** Start of STORED ROWS **

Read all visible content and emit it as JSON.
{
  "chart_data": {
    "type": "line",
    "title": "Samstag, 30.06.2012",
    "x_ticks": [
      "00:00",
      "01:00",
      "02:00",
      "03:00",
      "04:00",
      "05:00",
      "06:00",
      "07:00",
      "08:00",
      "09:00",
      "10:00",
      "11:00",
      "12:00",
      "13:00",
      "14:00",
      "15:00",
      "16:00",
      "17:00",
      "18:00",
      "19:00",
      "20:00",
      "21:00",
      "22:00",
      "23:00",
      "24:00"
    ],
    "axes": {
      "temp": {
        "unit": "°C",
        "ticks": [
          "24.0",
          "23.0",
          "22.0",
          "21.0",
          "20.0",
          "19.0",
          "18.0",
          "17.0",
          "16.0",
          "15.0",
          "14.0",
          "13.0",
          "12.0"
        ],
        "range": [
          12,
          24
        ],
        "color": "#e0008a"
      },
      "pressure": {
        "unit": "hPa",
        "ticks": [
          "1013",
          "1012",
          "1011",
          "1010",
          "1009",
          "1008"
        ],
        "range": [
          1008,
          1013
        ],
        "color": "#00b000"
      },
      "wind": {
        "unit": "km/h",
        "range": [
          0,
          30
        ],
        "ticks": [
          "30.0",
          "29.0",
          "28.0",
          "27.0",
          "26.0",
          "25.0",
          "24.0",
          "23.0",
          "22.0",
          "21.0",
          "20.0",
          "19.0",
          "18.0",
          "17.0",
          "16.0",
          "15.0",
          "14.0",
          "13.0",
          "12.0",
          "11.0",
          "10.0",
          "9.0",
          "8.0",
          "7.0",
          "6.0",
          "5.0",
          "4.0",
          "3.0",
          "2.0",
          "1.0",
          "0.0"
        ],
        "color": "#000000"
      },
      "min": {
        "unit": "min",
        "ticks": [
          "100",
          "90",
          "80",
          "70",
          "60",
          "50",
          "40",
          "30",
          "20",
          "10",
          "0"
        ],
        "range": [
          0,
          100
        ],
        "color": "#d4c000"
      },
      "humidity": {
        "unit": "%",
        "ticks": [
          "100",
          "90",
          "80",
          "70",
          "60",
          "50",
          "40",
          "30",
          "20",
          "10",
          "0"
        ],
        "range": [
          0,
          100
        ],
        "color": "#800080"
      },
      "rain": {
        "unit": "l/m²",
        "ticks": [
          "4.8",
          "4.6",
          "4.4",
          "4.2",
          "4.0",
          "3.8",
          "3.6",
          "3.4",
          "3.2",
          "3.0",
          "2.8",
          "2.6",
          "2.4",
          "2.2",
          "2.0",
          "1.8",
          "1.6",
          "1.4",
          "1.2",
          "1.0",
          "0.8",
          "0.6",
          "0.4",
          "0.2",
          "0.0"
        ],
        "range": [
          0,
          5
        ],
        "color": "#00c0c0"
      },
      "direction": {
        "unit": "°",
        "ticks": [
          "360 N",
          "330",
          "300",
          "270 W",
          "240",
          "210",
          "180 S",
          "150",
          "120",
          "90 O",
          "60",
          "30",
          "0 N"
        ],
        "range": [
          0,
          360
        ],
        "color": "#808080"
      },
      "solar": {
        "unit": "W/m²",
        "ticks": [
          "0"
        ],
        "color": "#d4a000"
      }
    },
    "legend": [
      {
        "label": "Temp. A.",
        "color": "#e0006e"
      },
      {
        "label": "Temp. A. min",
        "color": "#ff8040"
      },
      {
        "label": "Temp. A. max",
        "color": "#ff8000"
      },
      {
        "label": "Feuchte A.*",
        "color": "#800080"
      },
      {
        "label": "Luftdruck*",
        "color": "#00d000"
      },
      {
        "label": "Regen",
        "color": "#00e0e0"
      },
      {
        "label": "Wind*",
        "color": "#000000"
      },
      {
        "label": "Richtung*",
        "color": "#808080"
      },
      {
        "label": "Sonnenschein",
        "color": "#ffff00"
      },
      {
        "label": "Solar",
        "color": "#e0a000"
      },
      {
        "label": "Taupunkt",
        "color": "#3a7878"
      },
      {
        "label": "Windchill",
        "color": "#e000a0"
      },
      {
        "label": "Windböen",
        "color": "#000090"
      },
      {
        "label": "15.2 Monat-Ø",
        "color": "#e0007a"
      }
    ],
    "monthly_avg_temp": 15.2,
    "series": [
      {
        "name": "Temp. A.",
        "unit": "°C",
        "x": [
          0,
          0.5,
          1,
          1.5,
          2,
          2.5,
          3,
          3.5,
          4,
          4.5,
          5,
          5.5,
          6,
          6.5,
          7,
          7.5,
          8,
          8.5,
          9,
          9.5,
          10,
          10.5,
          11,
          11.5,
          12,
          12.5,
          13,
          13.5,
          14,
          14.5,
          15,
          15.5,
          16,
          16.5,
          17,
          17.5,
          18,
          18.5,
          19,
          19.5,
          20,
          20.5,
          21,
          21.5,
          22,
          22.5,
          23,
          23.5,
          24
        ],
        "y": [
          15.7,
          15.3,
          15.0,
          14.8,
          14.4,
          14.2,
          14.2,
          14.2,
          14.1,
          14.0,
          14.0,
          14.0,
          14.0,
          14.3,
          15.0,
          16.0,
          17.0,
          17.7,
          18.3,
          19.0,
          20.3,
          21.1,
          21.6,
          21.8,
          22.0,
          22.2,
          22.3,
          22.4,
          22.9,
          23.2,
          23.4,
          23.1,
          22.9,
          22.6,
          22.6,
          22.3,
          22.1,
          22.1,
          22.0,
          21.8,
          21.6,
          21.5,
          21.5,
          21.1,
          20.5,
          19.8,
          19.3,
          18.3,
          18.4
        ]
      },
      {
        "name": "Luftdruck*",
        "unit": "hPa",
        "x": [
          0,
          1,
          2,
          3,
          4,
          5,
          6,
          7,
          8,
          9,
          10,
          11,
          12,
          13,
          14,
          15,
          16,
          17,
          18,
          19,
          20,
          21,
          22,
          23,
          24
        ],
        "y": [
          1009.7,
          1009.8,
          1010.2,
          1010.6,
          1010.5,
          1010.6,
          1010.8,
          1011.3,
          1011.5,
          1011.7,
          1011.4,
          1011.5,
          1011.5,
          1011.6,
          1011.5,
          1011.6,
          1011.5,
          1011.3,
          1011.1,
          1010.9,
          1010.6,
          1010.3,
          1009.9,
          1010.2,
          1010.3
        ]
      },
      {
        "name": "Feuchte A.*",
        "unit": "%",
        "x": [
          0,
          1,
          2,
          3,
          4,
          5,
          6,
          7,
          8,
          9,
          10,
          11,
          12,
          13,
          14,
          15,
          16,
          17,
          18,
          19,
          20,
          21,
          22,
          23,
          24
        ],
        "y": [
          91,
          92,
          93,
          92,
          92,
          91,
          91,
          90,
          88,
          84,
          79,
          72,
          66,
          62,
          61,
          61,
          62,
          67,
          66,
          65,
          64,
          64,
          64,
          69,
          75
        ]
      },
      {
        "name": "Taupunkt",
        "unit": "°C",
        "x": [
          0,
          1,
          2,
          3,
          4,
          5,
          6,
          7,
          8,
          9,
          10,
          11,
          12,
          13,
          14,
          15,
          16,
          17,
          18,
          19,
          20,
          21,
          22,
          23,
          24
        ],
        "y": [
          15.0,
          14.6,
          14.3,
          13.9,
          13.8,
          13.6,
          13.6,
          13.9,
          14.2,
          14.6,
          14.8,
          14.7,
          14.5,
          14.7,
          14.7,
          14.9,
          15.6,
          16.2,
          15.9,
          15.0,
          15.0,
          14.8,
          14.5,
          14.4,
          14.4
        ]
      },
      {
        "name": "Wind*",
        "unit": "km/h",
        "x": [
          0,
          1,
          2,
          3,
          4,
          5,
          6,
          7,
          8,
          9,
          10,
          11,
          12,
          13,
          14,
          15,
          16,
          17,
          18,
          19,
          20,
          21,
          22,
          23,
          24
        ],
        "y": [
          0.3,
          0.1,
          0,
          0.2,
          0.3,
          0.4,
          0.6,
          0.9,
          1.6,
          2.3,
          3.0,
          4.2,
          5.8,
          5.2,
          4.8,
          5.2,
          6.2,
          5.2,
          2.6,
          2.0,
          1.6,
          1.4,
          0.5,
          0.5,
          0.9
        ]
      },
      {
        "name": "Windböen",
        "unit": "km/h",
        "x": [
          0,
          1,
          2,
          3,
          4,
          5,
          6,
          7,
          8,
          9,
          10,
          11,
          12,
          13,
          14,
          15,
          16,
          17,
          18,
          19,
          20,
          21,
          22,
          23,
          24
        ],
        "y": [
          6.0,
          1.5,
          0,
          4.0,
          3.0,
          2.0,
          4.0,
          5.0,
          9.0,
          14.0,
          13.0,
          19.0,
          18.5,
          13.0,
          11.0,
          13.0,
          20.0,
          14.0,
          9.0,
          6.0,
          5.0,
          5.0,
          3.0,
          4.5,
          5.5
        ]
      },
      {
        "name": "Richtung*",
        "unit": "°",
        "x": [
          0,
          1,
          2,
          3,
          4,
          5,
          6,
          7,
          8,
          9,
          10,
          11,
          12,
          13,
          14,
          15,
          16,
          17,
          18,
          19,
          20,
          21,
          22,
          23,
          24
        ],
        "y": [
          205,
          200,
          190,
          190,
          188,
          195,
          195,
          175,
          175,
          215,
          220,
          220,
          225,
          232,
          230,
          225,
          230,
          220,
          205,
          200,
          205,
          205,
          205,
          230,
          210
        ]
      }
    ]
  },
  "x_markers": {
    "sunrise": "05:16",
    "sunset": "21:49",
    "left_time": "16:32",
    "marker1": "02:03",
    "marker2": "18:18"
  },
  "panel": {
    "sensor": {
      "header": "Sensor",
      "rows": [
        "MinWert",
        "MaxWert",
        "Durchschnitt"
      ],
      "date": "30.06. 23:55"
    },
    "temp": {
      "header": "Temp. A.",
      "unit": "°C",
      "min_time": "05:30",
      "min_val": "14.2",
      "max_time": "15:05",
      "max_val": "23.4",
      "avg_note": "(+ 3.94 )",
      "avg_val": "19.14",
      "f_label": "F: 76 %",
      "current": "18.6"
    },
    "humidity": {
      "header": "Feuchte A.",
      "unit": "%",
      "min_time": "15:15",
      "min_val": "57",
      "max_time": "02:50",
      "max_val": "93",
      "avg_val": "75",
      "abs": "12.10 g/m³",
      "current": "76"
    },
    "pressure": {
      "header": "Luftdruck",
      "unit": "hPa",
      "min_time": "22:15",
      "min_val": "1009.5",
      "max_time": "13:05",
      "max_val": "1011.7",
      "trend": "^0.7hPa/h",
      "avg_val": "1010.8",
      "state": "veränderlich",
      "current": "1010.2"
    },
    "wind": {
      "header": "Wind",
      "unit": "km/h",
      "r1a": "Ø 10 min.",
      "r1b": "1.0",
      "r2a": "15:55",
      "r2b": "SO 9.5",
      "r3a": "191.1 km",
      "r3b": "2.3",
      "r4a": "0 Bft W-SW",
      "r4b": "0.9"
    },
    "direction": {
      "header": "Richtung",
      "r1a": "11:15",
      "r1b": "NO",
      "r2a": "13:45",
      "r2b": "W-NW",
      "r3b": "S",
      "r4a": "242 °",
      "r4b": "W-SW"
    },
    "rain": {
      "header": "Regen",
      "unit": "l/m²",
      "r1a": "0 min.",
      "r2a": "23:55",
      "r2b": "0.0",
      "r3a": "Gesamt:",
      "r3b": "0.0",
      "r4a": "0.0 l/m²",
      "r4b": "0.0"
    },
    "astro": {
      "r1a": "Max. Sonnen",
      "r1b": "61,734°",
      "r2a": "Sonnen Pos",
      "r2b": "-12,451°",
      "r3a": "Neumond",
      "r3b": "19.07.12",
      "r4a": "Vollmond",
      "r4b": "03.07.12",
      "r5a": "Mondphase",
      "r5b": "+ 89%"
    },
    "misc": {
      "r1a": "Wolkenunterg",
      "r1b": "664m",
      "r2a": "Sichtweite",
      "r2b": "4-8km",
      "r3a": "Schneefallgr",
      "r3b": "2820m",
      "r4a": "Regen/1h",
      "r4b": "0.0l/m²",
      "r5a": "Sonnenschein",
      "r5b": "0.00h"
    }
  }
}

** End of STORED ROWS **

_GIVEN INSTRUCTION_. From the entries above, copy each line holding "Richtung".

_FINISHED EXERCISE_.
        "label": "Richtung*",
        "name": "Richtung*",
      "header": "Richtung",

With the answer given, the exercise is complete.